Search the data for the word "value" and copy every line that contains it.

**** Dataset content ****

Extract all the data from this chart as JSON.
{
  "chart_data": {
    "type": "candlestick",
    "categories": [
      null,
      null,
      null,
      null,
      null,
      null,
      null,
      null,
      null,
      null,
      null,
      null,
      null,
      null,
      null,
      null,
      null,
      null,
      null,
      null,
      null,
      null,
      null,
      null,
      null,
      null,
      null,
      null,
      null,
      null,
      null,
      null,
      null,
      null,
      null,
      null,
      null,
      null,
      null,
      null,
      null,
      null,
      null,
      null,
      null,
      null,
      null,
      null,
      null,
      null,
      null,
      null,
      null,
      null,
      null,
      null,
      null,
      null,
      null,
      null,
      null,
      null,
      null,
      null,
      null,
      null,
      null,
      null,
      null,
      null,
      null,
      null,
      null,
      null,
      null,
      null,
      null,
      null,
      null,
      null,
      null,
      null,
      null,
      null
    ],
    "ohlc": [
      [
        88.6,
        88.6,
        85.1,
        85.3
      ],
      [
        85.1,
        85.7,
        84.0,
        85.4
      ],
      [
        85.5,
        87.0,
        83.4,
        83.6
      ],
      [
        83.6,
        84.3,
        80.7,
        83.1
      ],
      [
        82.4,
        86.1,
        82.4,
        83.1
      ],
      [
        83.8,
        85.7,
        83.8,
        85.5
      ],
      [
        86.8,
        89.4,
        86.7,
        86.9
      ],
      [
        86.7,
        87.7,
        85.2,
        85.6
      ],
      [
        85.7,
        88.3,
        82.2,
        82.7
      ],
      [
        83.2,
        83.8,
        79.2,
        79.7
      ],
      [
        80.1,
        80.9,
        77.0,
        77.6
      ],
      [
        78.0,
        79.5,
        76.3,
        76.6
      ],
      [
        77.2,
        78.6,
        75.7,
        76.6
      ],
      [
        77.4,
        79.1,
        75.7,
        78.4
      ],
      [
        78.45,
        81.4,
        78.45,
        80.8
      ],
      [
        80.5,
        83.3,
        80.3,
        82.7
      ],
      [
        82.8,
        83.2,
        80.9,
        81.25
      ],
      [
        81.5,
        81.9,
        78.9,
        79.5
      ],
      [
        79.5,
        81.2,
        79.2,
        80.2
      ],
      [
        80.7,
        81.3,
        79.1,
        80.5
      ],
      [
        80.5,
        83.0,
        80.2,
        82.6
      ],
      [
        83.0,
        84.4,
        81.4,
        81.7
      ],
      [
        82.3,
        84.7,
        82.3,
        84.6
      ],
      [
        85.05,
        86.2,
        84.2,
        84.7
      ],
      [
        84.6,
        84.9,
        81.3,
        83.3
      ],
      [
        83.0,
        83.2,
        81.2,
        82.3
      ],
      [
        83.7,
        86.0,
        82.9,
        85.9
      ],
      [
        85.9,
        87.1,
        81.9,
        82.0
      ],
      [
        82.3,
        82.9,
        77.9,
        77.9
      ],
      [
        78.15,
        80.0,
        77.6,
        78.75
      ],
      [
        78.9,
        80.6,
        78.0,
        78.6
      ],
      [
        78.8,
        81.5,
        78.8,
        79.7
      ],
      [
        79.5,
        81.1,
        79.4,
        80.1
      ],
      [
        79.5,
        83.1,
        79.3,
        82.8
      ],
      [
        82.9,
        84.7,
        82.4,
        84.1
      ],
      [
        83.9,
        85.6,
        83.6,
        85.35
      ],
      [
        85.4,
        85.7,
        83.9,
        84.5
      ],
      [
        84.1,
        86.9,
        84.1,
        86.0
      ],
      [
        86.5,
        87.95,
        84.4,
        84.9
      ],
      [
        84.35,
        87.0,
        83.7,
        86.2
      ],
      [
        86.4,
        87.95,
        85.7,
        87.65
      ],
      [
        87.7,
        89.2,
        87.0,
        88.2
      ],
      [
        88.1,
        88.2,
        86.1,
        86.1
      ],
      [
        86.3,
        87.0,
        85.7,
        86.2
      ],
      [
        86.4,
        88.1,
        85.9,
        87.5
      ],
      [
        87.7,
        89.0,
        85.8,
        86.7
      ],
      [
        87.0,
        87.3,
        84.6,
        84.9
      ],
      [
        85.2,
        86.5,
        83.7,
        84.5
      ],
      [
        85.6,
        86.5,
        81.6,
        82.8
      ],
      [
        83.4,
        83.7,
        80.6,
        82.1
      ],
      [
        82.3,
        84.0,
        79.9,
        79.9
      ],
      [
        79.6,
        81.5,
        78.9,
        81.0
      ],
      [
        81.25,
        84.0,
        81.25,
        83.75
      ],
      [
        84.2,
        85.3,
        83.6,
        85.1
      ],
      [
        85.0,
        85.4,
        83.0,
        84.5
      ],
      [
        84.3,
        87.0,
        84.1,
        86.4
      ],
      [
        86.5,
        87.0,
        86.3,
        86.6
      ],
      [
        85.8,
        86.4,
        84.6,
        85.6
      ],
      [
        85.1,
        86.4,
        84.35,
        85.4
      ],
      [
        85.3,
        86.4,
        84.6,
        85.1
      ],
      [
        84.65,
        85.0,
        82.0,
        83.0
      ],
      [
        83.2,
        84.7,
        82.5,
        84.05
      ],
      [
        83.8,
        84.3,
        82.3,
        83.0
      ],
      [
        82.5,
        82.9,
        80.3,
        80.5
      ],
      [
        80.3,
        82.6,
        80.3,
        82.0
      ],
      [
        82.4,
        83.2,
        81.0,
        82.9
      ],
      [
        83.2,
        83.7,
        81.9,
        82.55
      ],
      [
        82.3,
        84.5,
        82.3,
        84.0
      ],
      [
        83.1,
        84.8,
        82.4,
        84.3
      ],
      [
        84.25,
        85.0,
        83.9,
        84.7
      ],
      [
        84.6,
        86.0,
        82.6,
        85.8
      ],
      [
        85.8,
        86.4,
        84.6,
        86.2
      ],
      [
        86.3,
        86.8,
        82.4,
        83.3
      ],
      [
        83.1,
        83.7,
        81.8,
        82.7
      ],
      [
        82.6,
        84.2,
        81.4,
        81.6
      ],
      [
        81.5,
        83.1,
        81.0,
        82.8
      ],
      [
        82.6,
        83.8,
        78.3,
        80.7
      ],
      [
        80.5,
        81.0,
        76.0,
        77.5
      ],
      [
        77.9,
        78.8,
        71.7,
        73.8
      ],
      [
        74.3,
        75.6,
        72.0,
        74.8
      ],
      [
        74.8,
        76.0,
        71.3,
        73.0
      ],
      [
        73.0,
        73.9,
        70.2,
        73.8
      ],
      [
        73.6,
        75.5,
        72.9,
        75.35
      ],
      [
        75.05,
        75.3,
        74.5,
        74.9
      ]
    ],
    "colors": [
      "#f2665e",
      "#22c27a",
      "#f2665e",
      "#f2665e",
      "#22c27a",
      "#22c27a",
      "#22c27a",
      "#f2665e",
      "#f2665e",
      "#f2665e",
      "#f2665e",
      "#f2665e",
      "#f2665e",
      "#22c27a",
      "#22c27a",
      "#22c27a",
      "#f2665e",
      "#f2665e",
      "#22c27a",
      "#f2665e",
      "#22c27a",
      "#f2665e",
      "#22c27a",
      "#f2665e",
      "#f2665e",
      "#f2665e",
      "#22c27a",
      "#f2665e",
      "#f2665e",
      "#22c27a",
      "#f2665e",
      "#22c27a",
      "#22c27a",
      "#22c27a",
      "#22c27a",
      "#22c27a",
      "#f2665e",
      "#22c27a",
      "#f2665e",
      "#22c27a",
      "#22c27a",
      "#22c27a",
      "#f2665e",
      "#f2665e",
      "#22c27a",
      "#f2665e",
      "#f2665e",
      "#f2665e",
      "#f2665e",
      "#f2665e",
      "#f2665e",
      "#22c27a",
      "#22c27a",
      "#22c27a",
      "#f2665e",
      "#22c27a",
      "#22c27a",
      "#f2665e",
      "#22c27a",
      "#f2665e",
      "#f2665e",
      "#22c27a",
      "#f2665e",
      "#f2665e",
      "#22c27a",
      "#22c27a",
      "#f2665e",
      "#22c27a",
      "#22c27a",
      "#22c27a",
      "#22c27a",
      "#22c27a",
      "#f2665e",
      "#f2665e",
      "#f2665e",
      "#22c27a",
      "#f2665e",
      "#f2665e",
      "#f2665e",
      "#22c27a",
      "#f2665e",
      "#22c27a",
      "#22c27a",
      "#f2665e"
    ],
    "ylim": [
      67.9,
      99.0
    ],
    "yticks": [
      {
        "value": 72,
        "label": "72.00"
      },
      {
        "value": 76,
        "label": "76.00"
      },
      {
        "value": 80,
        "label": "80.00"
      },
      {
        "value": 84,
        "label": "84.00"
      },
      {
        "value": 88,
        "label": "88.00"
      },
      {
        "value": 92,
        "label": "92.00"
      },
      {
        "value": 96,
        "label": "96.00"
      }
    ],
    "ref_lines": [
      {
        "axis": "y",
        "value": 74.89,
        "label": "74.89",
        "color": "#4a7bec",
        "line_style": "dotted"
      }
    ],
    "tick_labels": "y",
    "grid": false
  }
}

****

▸ Solution for this task:
        "value": 72,
        "value": 76,
        "value": 80,
        "value": 84,
        "value": 88,
        "value": 92,
        "value": 96,
        "value": 74.89,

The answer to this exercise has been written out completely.